(Collection entries)
● ● ● ●
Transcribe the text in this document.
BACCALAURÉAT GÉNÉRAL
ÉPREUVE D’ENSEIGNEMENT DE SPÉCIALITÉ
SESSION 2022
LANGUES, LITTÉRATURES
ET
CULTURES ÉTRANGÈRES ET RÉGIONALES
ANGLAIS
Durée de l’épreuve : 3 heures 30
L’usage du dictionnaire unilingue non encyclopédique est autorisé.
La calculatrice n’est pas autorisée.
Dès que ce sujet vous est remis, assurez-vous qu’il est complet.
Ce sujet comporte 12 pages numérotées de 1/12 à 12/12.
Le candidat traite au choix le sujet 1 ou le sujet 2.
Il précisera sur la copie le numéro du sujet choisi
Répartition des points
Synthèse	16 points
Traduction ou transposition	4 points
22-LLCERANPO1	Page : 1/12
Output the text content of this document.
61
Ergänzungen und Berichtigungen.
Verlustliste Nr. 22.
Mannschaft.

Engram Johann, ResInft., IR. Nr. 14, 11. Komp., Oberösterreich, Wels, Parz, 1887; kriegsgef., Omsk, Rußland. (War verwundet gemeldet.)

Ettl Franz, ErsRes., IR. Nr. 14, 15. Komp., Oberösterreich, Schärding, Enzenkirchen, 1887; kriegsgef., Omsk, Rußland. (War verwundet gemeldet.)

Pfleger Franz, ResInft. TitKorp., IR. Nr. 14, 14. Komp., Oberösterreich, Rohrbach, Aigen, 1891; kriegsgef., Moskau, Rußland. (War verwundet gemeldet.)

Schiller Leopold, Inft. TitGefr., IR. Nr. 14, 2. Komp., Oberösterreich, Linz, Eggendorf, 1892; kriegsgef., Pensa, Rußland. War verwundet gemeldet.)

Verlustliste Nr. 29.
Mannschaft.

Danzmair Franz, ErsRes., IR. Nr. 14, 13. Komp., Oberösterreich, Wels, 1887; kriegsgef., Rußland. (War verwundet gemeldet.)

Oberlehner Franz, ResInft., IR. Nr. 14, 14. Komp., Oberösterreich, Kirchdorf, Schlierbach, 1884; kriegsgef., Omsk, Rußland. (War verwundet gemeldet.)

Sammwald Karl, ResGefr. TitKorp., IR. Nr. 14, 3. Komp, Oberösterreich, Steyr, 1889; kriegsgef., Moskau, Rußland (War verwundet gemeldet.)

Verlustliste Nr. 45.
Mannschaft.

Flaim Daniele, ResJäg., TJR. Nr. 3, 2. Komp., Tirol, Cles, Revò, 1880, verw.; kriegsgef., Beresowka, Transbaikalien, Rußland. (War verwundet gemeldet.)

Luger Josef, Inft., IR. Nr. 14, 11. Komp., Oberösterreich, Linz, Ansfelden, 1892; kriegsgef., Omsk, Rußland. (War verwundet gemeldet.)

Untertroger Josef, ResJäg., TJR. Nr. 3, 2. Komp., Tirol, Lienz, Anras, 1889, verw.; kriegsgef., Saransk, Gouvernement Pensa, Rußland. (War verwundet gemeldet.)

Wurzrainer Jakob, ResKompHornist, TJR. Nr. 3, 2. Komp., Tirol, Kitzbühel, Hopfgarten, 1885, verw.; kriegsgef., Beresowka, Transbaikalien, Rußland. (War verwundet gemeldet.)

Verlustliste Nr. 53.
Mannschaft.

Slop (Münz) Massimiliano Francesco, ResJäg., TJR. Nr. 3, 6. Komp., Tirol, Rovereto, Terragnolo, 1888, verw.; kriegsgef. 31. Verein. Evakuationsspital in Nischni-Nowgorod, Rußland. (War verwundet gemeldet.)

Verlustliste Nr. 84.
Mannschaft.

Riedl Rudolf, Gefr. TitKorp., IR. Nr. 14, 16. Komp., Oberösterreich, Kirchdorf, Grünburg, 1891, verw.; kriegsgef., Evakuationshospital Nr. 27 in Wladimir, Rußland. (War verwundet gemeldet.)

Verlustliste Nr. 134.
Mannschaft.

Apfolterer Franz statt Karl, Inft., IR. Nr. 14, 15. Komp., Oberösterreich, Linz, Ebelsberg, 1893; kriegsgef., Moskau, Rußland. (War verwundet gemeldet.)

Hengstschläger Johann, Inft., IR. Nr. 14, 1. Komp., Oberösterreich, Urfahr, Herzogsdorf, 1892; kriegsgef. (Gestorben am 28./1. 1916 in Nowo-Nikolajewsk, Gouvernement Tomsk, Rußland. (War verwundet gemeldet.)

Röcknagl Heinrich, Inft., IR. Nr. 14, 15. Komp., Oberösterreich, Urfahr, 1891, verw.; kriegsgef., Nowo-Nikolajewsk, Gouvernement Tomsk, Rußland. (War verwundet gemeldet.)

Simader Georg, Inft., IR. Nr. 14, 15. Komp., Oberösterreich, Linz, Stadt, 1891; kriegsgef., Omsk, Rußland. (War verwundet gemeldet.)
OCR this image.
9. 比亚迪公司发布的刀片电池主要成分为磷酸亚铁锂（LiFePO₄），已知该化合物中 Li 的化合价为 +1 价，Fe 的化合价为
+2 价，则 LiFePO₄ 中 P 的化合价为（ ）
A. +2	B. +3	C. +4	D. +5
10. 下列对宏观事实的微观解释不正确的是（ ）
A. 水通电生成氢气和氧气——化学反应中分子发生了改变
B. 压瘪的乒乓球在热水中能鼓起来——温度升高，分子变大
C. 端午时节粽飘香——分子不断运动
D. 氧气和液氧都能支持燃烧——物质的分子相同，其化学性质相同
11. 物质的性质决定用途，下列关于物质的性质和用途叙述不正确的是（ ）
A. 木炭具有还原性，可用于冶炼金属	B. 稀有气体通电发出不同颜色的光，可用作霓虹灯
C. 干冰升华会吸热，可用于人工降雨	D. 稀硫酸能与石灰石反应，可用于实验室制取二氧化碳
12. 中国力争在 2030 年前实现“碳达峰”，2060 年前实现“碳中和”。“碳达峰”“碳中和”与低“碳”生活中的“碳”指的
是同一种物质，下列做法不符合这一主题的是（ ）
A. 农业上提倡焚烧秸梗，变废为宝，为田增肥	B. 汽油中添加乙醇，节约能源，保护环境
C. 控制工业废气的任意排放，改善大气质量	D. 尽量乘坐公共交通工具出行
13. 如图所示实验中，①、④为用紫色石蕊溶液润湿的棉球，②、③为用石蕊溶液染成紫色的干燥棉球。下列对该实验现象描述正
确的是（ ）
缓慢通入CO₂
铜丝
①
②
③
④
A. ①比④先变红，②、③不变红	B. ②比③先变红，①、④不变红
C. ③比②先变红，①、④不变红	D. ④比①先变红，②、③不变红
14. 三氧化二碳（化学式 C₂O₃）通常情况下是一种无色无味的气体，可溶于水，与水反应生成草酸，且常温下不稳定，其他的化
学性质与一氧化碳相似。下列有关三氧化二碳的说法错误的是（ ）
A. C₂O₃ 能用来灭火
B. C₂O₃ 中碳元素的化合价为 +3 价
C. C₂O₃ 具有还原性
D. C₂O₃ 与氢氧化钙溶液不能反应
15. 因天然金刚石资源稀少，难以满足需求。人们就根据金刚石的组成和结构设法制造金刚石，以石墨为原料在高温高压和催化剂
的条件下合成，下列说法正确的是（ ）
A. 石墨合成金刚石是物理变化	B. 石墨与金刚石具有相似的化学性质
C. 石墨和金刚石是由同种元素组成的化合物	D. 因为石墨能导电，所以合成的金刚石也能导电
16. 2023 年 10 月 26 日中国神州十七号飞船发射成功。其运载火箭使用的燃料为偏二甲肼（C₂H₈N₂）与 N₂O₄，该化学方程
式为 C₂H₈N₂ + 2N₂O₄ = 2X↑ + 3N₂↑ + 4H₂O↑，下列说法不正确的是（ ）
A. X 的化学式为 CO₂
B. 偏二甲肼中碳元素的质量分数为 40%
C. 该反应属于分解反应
● ● ● ●
From the first line to the last, retype the data exactly.

Task result >>
Transcribe the text in this document.
BACCALAURÉAT GÉNÉRAL
ÉPREUVE D’ENSEIGNEMENT DE SPÉCIALITÉ
SESSION 2022
LANGUES, LITTÉRATURES
ET
CULTURES ÉTRANGÈRES ET RÉGIONALES
ANGLAIS
Durée de l’épreuve : 3 heures 30
L’usage du dictionnaire unilingue non encyclopédique est autorisé.
La calculatrice n’est pas autorisée.
Dès que ce sujet vous est remis, assurez-vous qu’il est complet.
Ce sujet comporte 12 pages numérotées de 1/12 à 12/12.
Le candidat traite au choix le sujet 1 ou le sujet 2.
Il précisera sur la copie le numéro du sujet choisi
Répartition des points
Synthèse	16 points
Traduction ou transposition	4 points
22-LLCERANPO1	Page : 1/12
Output the text content of this document.
61
Ergänzungen und Berichtigungen.
Verlustliste Nr. 22.
Mannschaft.

Engram Johann, ResInft., IR. Nr. 14, 11. Komp., Oberösterreich, Wels, Parz, 1887; kriegsgef., Omsk, Rußland. (War verwundet gemeldet.)

Ettl Franz, ErsRes., IR. Nr. 14, 15. Komp., Oberösterreich, Schärding, Enzenkirchen, 1887; kriegsgef., Omsk, Rußland. (War verwundet gemeldet.)

Pfleger Franz, ResInft. TitKorp., IR. Nr. 14, 14. Komp., Oberösterreich, Rohrbach, Aigen, 1891; kriegsgef., Moskau, Rußland. (War verwundet gemeldet.)

Schiller Leopold, Inft. TitGefr., IR. Nr. 14, 2. Komp., Oberösterreich, Linz, Eggendorf, 1892; kriegsgef., Pensa, Rußland. War verwundet gemeldet.)

Verlustliste Nr. 29.
Mannschaft.

Danzmair Franz, ErsRes., IR. Nr. 14, 13. Komp., Oberösterreich, Wels, 1887; kriegsgef., Rußland. (War verwundet gemeldet.)

Oberlehner Franz, ResInft., IR. Nr. 14, 14. Komp., Oberösterreich, Kirchdorf, Schlierbach, 1884; kriegsgef., Omsk, Rußland. (War verwundet gemeldet.)

Sammwald Karl, ResGefr. TitKorp., IR. Nr. 14, 3. Komp, Oberösterreich, Steyr, 1889; kriegsgef., Moskau, Rußland (War verwundet gemeldet.)

Verlustliste Nr. 45.
Mannschaft.

Flaim Daniele, ResJäg., TJR. Nr. 3, 2. Komp., Tirol, Cles, Revò, 1880, verw.; kriegsgef., Beresowka, Transbaikalien, Rußland. (War verwundet gemeldet.)

Luger Josef, Inft., IR. Nr. 14, 11. Komp., Oberösterreich, Linz, Ansfelden, 1892; kriegsgef., Omsk, Rußland. (War verwundet gemeldet.)

Untertroger Josef, ResJäg., TJR. Nr. 3, 2. Komp., Tirol, Lienz, Anras, 1889, verw.; kriegsgef., Saransk, Gouvernement Pensa, Rußland. (War verwundet gemeldet.)

Wurzrainer Jakob, ResKompHornist, TJR. Nr. 3, 2. Komp., Tirol, Kitzbühel, Hopfgarten, 1885, verw.; kriegsgef., Beresowka, Transbaikalien, Rußland. (War verwundet gemeldet.)

Verlustliste Nr. 53.
Mannschaft.

Slop (Münz) Massimiliano Francesco, ResJäg., TJR. Nr. 3, 6. Komp., Tirol, Rovereto, Terragnolo, 1888, verw.; kriegsgef. 31. Verein. Evakuationsspital in Nischni-Nowgorod, Rußland. (War verwundet gemeldet.)

Verlustliste Nr. 84.
Mannschaft.

Riedl Rudolf, Gefr. TitKorp., IR. Nr. 14, 16. Komp., Oberösterreich, Kirchdorf, Grünburg, 1891, verw.; kriegsgef., Evakuationshospital Nr. 27 in Wladimir, Rußland. (War verwundet gemeldet.)

Verlustliste Nr. 134.
Mannschaft.

Apfolterer Franz statt Karl, Inft., IR. Nr. 14, 15. Komp., Oberösterreich, Linz, Ebelsberg, 1893; kriegsgef., Moskau, Rußland. (War verwundet gemeldet.)

Hengstschläger Johann, Inft., IR. Nr. 14, 1. Komp., Oberösterreich, Urfahr, Herzogsdorf, 1892; kriegsgef. (Gestorben am 28./1. 1916 in Nowo-Nikolajewsk, Gouvernement Tomsk, Rußland. (War verwundet gemeldet.)

Röcknagl Heinrich, Inft., IR. Nr. 14, 15. Komp., Oberösterreich, Urfahr, 1891, verw.; kriegsgef., Nowo-Nikolajewsk, Gouvernement Tomsk, Rußland. (War verwundet gemeldet.)

Simader Georg, Inft., IR. Nr. 14, 15. Komp., Oberösterreich, Linz, Stadt, 1891; kriegsgef., Omsk, Rußland. (War verwundet gemeldet.)
OCR this image.
9. 比亚迪公司发布的刀片电池主要成分为磷酸亚铁锂（LiFePO₄），已知该化合物中 Li 的化合价为 +1 价，Fe 的化合价为
+2 价，则 LiFePO₄ 中 P 的化合价为（ ）
A. +2	B. +3	C. +4	D. +5
10. 下列对宏观事实的微观解释不正确的是（ ）
A. 水通电生成氢气和氧气——化学反应中分子发生了改变
B. 压瘪的乒乓球在热水中能鼓起来——温度升高，分子变大
C. 端午时节粽飘香——分子不断运动
D. 氧气和液氧都能支持燃烧——物质的分子相同，其化学性质相同
11. 物质的性质决定用途，下列关于物质的性质和用途叙述不正确的是（ ）
A. 木炭具有还原性，可用于冶炼金属	B. 稀有气体通电发出不同颜色的光，可用作霓虹灯
C. 干冰升华会吸热，可用于人工降雨	D. 稀硫酸能与石灰石反应，可用于实验室制取二氧化碳
12. 中国力争在 2030 年前实现“碳达峰”，2060 年前实现“碳中和”。“碳达峰”“碳中和”与低“碳”生活中的“碳”指的
是同一种物质，下列做法不符合这一主题的是（ ）
A. 农业上提倡焚烧秸梗，变废为宝，为田增肥	B. 汽油中添加乙醇，节约能源，保护环境
C. 控制工业废气的任意排放，改善大气质量	D. 尽量乘坐公共交通工具出行
13. 如图所示实验中，①、④为用紫色石蕊溶液润湿的棉球，②、③为用石蕊溶液染成紫色的干燥棉球。下列对该实验现象描述正
确的是（ ）
缓慢通入CO₂
铜丝
①
②
③
④
A. ①比④先变红，②、③不变红	B. ②比③先变红，①、④不变红
C. ③比②先变红，①、④不变红	D. ④比①先变红，②、③不变红
14. 三氧化二碳（化学式 C₂O₃）通常情况下是一种无色无味的气体，可溶于水，与水反应生成草酸，且常温下不稳定，其他的化
学性质与一氧化碳相似。下列有关三氧化二碳的说法错误的是（ ）
A. C₂O₃ 能用来灭火
B. C₂O₃ 中碳元素的化合价为 +3 价
C. C₂O₃ 具有还原性
D. C₂O₃ 与氢氧化钙溶液不能反应
15. 因天然金刚石资源稀少，难以满足需求。人们就根据金刚石的组成和结构设法制造金刚石，以石墨为原料在高温高压和催化剂
的条件下合成，下列说法正确的是（ ）
A. 石墨合成金刚石是物理变化	B. 石墨与金刚石具有相似的化学性质
C. 石墨和金刚石是由同种元素组成的化合物	D. 因为石墨能导电，所以合成的金刚石也能导电
16. 2023 年 10 月 26 日中国神州十七号飞船发射成功。其运载火箭使用的燃料为偏二甲肼（C₂H₈N₂）与 N₂O₄，该化学方程
式为 C₂H₈N₂ + 2N₂O₄ = 2X↑ + 3N₂↑ + 4H₂O↑，下列说法不正确的是（ ）
A. X 的化学式为 CO₂
B. 偏二甲肼中碳元素的质量分数为 40%
C. 该反应属于分解反应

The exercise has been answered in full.